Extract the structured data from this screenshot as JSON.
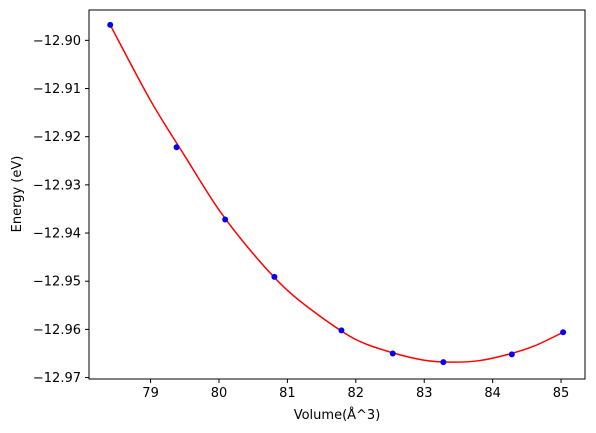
{
  "chart_data": {
    "type": "scatter",
    "xlabel": "Volume(Å^3)",
    "ylabel": "Energy (eV)",
    "xlim": [
      78.1,
      85.35
    ],
    "ylim": [
      -12.9703,
      -12.8937
    ],
    "xticks": [
      79,
      80,
      81,
      82,
      83,
      84,
      85
    ],
    "xtick_labels": [
      "79",
      "80",
      "81",
      "82",
      "83",
      "84",
      "85"
    ],
    "yticks": [
      -12.97,
      -12.96,
      -12.95,
      -12.94,
      -12.93,
      -12.92,
      -12.91,
      -12.9
    ],
    "ytick_labels": [
      "−12.97",
      "−12.96",
      "−12.95",
      "−12.94",
      "−12.93",
      "−12.92",
      "−12.91",
      "−12.90"
    ],
    "grid": false,
    "series": [
      {
        "kind": "points",
        "color": "#0000ff",
        "x": [
          78.41,
          79.38,
          80.09,
          80.81,
          81.79,
          82.54,
          83.28,
          84.28,
          85.03
        ],
        "y": [
          -12.8968,
          -12.9222,
          -12.9372,
          -12.9491,
          -12.9602,
          -12.965,
          -12.9668,
          -12.9652,
          -12.9606
        ]
      },
      {
        "kind": "fit-curve",
        "color": "#ff0000",
        "x": [
          78.41,
          79.0,
          79.5,
          80.0,
          80.5,
          81.0,
          81.5,
          82.0,
          82.5,
          83.0,
          83.4,
          83.8,
          84.2,
          84.6,
          85.03
        ],
        "y": [
          -12.8968,
          -12.9125,
          -12.924,
          -12.9352,
          -12.9443,
          -12.9519,
          -12.9575,
          -12.9621,
          -12.9647,
          -12.9664,
          -12.9668,
          -12.9665,
          -12.9653,
          -12.9635,
          -12.9606
        ]
      }
    ]
  }
}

* * * * *

- DIRECTIONS FOR THIS TASK -
Write out the entries above word for word. Do not include the pictures.

- SOLUTION FOR THIS TASK -
Extract the structured data from this screenshot as JSON.
{
  "chart_data": {
    "type": "scatter",
    "xlabel": "Volume(Å^3)",
    "ylabel": "Energy (eV)",
    "xlim": [
      78.1,
      85.35
    ],
    "ylim": [
      -12.9703,
      -12.8937
    ],
    "xticks": [
      79,
      80,
      81,
      82,
      83,
      84,
      85
    ],
    "xtick_labels": [
      "79",
      "80",
      "81",
      "82",
      "83",
      "84",
      "85"
    ],
    "yticks": [
      -12.97,
      -12.96,
      -12.95,
      -12.94,
      -12.93,
      -12.92,
      -12.91,
      -12.9
    ],
    "ytick_labels": [
      "−12.97",
      "−12.96",
      "−12.95",
      "−12.94",
      "−12.93",
      "−12.92",
      "−12.91",
      "−12.90"
    ],
    "grid": false,
    "series": [
      {
        "kind": "points",
        "color": "#0000ff",
        "x": [
          78.41,
          79.38,
          80.09,
          80.81,
          81.79,
          82.54,
          83.28,
          84.28,
          85.03
        ],
        "y": [
          -12.8968,
          -12.9222,
          -12.9372,
          -12.9491,
          -12.9602,
          -12.965,
          -12.9668,
          -12.9652,
          -12.9606
        ]
      },
      {
        "kind": "fit-curve",
        "color": "#ff0000",
        "x": [
          78.41,
          79.0,
          79.5,
          80.0,
          80.5,
          81.0,
          81.5,
          82.0,
          82.5,
          83.0,
          83.4,
          83.8,
          84.2,
          84.6,
          85.03
        ],
        "y": [
          -12.8968,
          -12.9125,
          -12.924,
          -12.9352,
          -12.9443,
          -12.9519,
          -12.9575,
          -12.9621,
          -12.9647,
          -12.9664,
          -12.9668,
          -12.9665,
          -12.9653,
          -12.9635,
          -12.9606
        ]
      }
    ]
  }
}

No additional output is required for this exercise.